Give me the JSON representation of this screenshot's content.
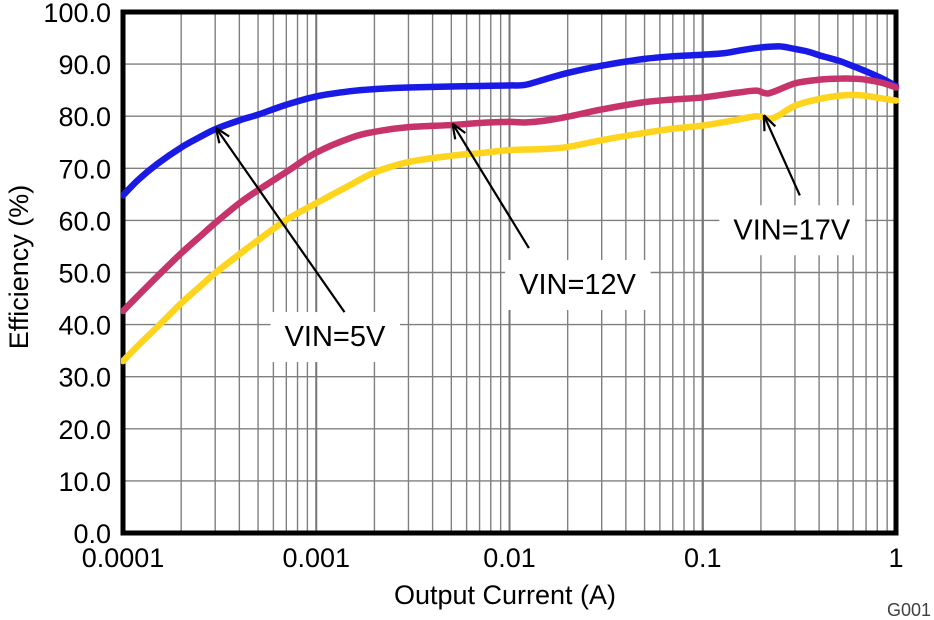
{
  "chart_data": {
    "type": "line",
    "x_axis": {
      "label": "Output Current (A)",
      "scale": "log",
      "min": 0.0001,
      "max": 1,
      "ticks": [
        {
          "value": 0.0001,
          "label": "0.0001"
        },
        {
          "value": 0.001,
          "label": "0.001"
        },
        {
          "value": 0.01,
          "label": "0.01"
        },
        {
          "value": 0.1,
          "label": "0.1"
        },
        {
          "value": 1,
          "label": "1"
        }
      ]
    },
    "y_axis": {
      "label": "Efficiency (%)",
      "min": 0,
      "max": 100,
      "ticks": [
        {
          "value": 0,
          "label": "0.0"
        },
        {
          "value": 10,
          "label": "10.0"
        },
        {
          "value": 20,
          "label": "20.0"
        },
        {
          "value": 30,
          "label": "30.0"
        },
        {
          "value": 40,
          "label": "40.0"
        },
        {
          "value": 50,
          "label": "50.0"
        },
        {
          "value": 60,
          "label": "60.0"
        },
        {
          "value": 70,
          "label": "70.0"
        },
        {
          "value": 80,
          "label": "80.0"
        },
        {
          "value": 90,
          "label": "90.0"
        },
        {
          "value": 100,
          "label": "100.0"
        }
      ]
    },
    "grid": {
      "show": true,
      "color": "#7F7F7F",
      "frame_color": "#000000"
    },
    "series": [
      {
        "name": "VIN=5V",
        "color": "#1A1AE6",
        "points": [
          [
            0.0001,
            64.8
          ],
          [
            0.00012,
            67.8
          ],
          [
            0.00015,
            70.8
          ],
          [
            0.0002,
            74.0
          ],
          [
            0.00025,
            76.0
          ],
          [
            0.0003,
            77.5
          ],
          [
            0.0004,
            79.2
          ],
          [
            0.0005,
            80.3
          ],
          [
            0.0007,
            82.2
          ],
          [
            0.001,
            83.8
          ],
          [
            0.0015,
            84.8
          ],
          [
            0.002,
            85.2
          ],
          [
            0.003,
            85.5
          ],
          [
            0.005,
            85.7
          ],
          [
            0.007,
            85.8
          ],
          [
            0.01,
            85.9
          ],
          [
            0.012,
            86.0
          ],
          [
            0.015,
            87.0
          ],
          [
            0.02,
            88.3
          ],
          [
            0.03,
            89.7
          ],
          [
            0.05,
            91.0
          ],
          [
            0.07,
            91.5
          ],
          [
            0.1,
            91.8
          ],
          [
            0.13,
            92.1
          ],
          [
            0.16,
            92.7
          ],
          [
            0.2,
            93.2
          ],
          [
            0.25,
            93.4
          ],
          [
            0.3,
            92.9
          ],
          [
            0.35,
            92.4
          ],
          [
            0.4,
            91.7
          ],
          [
            0.5,
            90.7
          ],
          [
            0.6,
            89.6
          ],
          [
            0.7,
            88.6
          ],
          [
            0.85,
            87.2
          ],
          [
            1,
            85.8
          ]
        ]
      },
      {
        "name": "VIN=12V",
        "color": "#C7336B",
        "points": [
          [
            0.0001,
            42.6
          ],
          [
            0.00012,
            45.6
          ],
          [
            0.00015,
            49.2
          ],
          [
            0.0002,
            53.7
          ],
          [
            0.00025,
            56.9
          ],
          [
            0.0003,
            59.5
          ],
          [
            0.0004,
            63.3
          ],
          [
            0.0005,
            65.8
          ],
          [
            0.0007,
            69.3
          ],
          [
            0.001,
            73.0
          ],
          [
            0.0015,
            75.8
          ],
          [
            0.002,
            77.0
          ],
          [
            0.003,
            77.9
          ],
          [
            0.005,
            78.3
          ],
          [
            0.007,
            78.7
          ],
          [
            0.01,
            78.9
          ],
          [
            0.012,
            78.8
          ],
          [
            0.015,
            79.1
          ],
          [
            0.02,
            79.9
          ],
          [
            0.03,
            81.3
          ],
          [
            0.05,
            82.7
          ],
          [
            0.07,
            83.2
          ],
          [
            0.1,
            83.6
          ],
          [
            0.15,
            84.5
          ],
          [
            0.19,
            84.9
          ],
          [
            0.22,
            84.4
          ],
          [
            0.3,
            86.3
          ],
          [
            0.4,
            87.0
          ],
          [
            0.5,
            87.2
          ],
          [
            0.6,
            87.2
          ],
          [
            0.7,
            87.0
          ],
          [
            0.85,
            86.4
          ],
          [
            1,
            85.5
          ]
        ]
      },
      {
        "name": "VIN=17V",
        "color": "#FFD41C",
        "points": [
          [
            0.0001,
            33.0
          ],
          [
            0.00012,
            36.0
          ],
          [
            0.00015,
            39.5
          ],
          [
            0.0002,
            44.1
          ],
          [
            0.00025,
            47.3
          ],
          [
            0.0003,
            49.9
          ],
          [
            0.0004,
            53.5
          ],
          [
            0.0005,
            56.2
          ],
          [
            0.0007,
            60.1
          ],
          [
            0.001,
            63.3
          ],
          [
            0.0015,
            66.8
          ],
          [
            0.002,
            69.2
          ],
          [
            0.003,
            71.2
          ],
          [
            0.005,
            72.4
          ],
          [
            0.007,
            72.9
          ],
          [
            0.01,
            73.5
          ],
          [
            0.015,
            73.7
          ],
          [
            0.02,
            74.1
          ],
          [
            0.03,
            75.4
          ],
          [
            0.05,
            76.8
          ],
          [
            0.07,
            77.6
          ],
          [
            0.1,
            78.2
          ],
          [
            0.15,
            79.3
          ],
          [
            0.19,
            80.0
          ],
          [
            0.23,
            79.6
          ],
          [
            0.3,
            82.0
          ],
          [
            0.4,
            83.3
          ],
          [
            0.5,
            83.9
          ],
          [
            0.6,
            84.1
          ],
          [
            0.7,
            83.9
          ],
          [
            0.85,
            83.4
          ],
          [
            1,
            83.0
          ]
        ]
      }
    ],
    "annotations": [
      {
        "text": "VIN=5V",
        "label_at": {
          "x": 0.00125,
          "y": 37.8
        },
        "arrow_from": {
          "x": 0.0014,
          "y": 42.4
        },
        "arrow_to": {
          "x": 0.000302,
          "y": 77.8
        }
      },
      {
        "text": "VIN=12V",
        "label_at": {
          "x": 0.0225,
          "y": 47.8
        },
        "arrow_from": {
          "x": 0.0126,
          "y": 54.7
        },
        "arrow_to": {
          "x": 0.00507,
          "y": 78.6
        }
      },
      {
        "text": "VIN=17V",
        "label_at": {
          "x": 0.289,
          "y": 58.3
        },
        "arrow_from": {
          "x": 0.318,
          "y": 64.8
        },
        "arrow_to": {
          "x": 0.207,
          "y": 80.2
        }
      }
    ],
    "watermark": "G001"
  }
}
_ _ _ _ _
» **REQUIREMENT**:
Set every line down exactly as written, leaving each picture out.

» **WORKED SOLUTION**:
Give me the JSON representation of this screenshot's content.
{
  "chart_data": {
    "type": "line",
    "x_axis": {
      "label": "Output Current (A)",
      "scale": "log",
      "min": 0.0001,
      "max": 1,
      "ticks": [
        {
          "value": 0.0001,
          "label": "0.0001"
        },
        {
          "value": 0.001,
          "label": "0.001"
        },
        {
          "value": 0.01,
          "label": "0.01"
        },
        {
          "value": 0.1,
          "label": "0.1"
        },
        {
          "value": 1,
          "label": "1"
        }
      ]
    },
    "y_axis": {
      "label": "Efficiency (%)",
      "min": 0,
      "max": 100,
      "ticks": [
        {
          "value": 0,
          "label": "0.0"
        },
        {
          "value": 10,
          "label": "10.0"
        },
        {
          "value": 20,
          "label": "20.0"
        },
        {
          "value": 30,
          "label": "30.0"
        },
        {
          "value": 40,
          "label": "40.0"
        },
        {
          "value": 50,
          "label": "50.0"
        },
        {
          "value": 60,
          "label": "60.0"
        },
        {
          "value": 70,
          "label": "70.0"
        },
        {
          "value": 80,
          "label": "80.0"
        },
        {
          "value": 90,
          "label": "90.0"
        },
        {
          "value": 100,
          "label": "100.0"
        }
      ]
    },
    "grid": {
      "show": true,
      "color": "#7F7F7F",
      "frame_color": "#000000"
    },
    "series": [
      {
        "name": "VIN=5V",
        "color": "#1A1AE6",
        "points": [
          [
            0.0001,
            64.8
          ],
          [
            0.00012,
            67.8
          ],
          [
            0.00015,
            70.8
          ],
          [
            0.0002,
            74.0
          ],
          [
            0.00025,
            76.0
          ],
          [
            0.0003,
            77.5
          ],
          [
            0.0004,
            79.2
          ],
          [
            0.0005,
            80.3
          ],
          [
            0.0007,
            82.2
          ],
          [
            0.001,
            83.8
          ],
          [
            0.0015,
            84.8
          ],
          [
            0.002,
            85.2
          ],
          [
            0.003,
            85.5
          ],
          [
            0.005,
            85.7
          ],
          [
            0.007,
            85.8
          ],
          [
            0.01,
            85.9
          ],
          [
            0.012,
            86.0
          ],
          [
            0.015,
            87.0
          ],
          [
            0.02,
            88.3
          ],
          [
            0.03,
            89.7
          ],
          [
            0.05,
            91.0
          ],
          [
            0.07,
            91.5
          ],
          [
            0.1,
            91.8
          ],
          [
            0.13,
            92.1
          ],
          [
            0.16,
            92.7
          ],
          [
            0.2,
            93.2
          ],
          [
            0.25,
            93.4
          ],
          [
            0.3,
            92.9
          ],
          [
            0.35,
            92.4
          ],
          [
            0.4,
            91.7
          ],
          [
            0.5,
            90.7
          ],
          [
            0.6,
            89.6
          ],
          [
            0.7,
            88.6
          ],
          [
            0.85,
            87.2
          ],
          [
            1,
            85.8
          ]
        ]
      },
      {
        "name": "VIN=12V",
        "color": "#C7336B",
        "points": [
          [
            0.0001,
            42.6
          ],
          [
            0.00012,
            45.6
          ],
          [
            0.00015,
            49.2
          ],
          [
            0.0002,
            53.7
          ],
          [
            0.00025,
            56.9
          ],
          [
            0.0003,
            59.5
          ],
          [
            0.0004,
            63.3
          ],
          [
            0.0005,
            65.8
          ],
          [
            0.0007,
            69.3
          ],
          [
            0.001,
            73.0
          ],
          [
            0.0015,
            75.8
          ],
          [
            0.002,
            77.0
          ],
          [
            0.003,
            77.9
          ],
          [
            0.005,
            78.3
          ],
          [
            0.007,
            78.7
          ],
          [
            0.01,
            78.9
          ],
          [
            0.012,
            78.8
          ],
          [
            0.015,
            79.1
          ],
          [
            0.02,
            79.9
          ],
          [
            0.03,
            81.3
          ],
          [
            0.05,
            82.7
          ],
          [
            0.07,
            83.2
          ],
          [
            0.1,
            83.6
          ],
          [
            0.15,
            84.5
          ],
          [
            0.19,
            84.9
          ],
          [
            0.22,
            84.4
          ],
          [
            0.3,
            86.3
          ],
          [
            0.4,
            87.0
          ],
          [
            0.5,
            87.2
          ],
          [
            0.6,
            87.2
          ],
          [
            0.7,
            87.0
          ],
          [
            0.85,
            86.4
          ],
          [
            1,
            85.5
          ]
        ]
      },
      {
        "name": "VIN=17V",
        "color": "#FFD41C",
        "points": [
          [
            0.0001,
            33.0
          ],
          [
            0.00012,
            36.0
          ],
          [
            0.00015,
            39.5
          ],
          [
            0.0002,
            44.1
          ],
          [
            0.00025,
            47.3
          ],
          [
            0.0003,
            49.9
          ],
          [
            0.0004,
            53.5
          ],
          [
            0.0005,
            56.2
          ],
          [
            0.0007,
            60.1
          ],
          [
            0.001,
            63.3
          ],
          [
            0.0015,
            66.8
          ],
          [
            0.002,
            69.2
          ],
          [
            0.003,
            71.2
          ],
          [
            0.005,
            72.4
          ],
          [
            0.007,
            72.9
          ],
          [
            0.01,
            73.5
          ],
          [
            0.015,
            73.7
          ],
          [
            0.02,
            74.1
          ],
          [
            0.03,
            75.4
          ],
          [
            0.05,
            76.8
          ],
          [
            0.07,
            77.6
          ],
          [
            0.1,
            78.2
          ],
          [
            0.15,
            79.3
          ],
          [
            0.19,
            80.0
          ],
          [
            0.23,
            79.6
          ],
          [
            0.3,
            82.0
          ],
          [
            0.4,
            83.3
          ],
          [
            0.5,
            83.9
          ],
          [
            0.6,
            84.1
          ],
          [
            0.7,
            83.9
          ],
          [
            0.85,
            83.4
          ],
          [
            1,
            83.0
          ]
        ]
      }
    ],
    "annotations": [
      {
        "text": "VIN=5V",
        "label_at": {
          "x": 0.00125,
          "y": 37.8
        },
        "arrow_from": {
          "x": 0.0014,
          "y": 42.4
        },
        "arrow_to": {
          "x": 0.000302,
          "y": 77.8
        }
      },
      {
        "text": "VIN=12V",
        "label_at": {
          "x": 0.0225,
          "y": 47.8
        },
        "arrow_from": {
          "x": 0.0126,
          "y": 54.7
        },
        "arrow_to": {
          "x": 0.00507,
          "y": 78.6
        }
      },
      {
        "text": "VIN=17V",
        "label_at": {
          "x": 0.289,
          "y": 58.3
        },
        "arrow_from": {
          "x": 0.318,
          "y": 64.8
        },
        "arrow_to": {
          "x": 0.207,
          "y": 80.2
        }
      }
    ],
    "watermark": "G001"
  }
}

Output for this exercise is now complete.